Narrow the data below down to the lines containing "free".
--- START RECORDS SUPPLIED ---
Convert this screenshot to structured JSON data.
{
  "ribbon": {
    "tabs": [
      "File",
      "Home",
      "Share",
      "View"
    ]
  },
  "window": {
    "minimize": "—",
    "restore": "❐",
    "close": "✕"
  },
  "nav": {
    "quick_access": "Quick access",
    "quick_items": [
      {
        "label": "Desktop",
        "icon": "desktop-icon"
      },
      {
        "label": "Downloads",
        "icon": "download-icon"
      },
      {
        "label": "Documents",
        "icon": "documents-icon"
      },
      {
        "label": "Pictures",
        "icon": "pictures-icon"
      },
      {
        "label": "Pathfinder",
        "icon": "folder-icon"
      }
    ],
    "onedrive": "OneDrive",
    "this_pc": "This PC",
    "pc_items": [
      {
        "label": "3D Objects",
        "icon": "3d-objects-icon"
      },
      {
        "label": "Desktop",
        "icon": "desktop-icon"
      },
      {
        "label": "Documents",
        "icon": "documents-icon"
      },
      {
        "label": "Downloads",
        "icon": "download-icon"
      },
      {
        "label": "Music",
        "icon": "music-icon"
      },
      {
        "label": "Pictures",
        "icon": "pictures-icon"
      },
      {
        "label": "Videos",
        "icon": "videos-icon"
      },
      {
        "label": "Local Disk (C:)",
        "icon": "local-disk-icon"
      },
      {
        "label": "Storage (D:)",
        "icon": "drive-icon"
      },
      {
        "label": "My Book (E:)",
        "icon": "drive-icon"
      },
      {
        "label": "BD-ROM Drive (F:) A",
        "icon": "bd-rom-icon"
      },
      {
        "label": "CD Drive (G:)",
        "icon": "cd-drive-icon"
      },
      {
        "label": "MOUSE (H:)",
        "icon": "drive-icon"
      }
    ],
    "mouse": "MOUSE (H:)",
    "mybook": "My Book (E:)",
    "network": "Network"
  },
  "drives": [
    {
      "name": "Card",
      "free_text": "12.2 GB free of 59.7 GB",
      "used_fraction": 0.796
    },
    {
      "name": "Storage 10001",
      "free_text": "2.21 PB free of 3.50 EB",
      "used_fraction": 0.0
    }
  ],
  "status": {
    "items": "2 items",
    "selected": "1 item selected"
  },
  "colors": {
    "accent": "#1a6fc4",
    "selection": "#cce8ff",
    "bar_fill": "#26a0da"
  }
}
--- END RECORDS SUPPLIED ---
--- THE ANSWER ---
      "free_text": "12.2 GB free of 59.7 GB",
      "free_text": "2.21 PB free of 3.50 EB",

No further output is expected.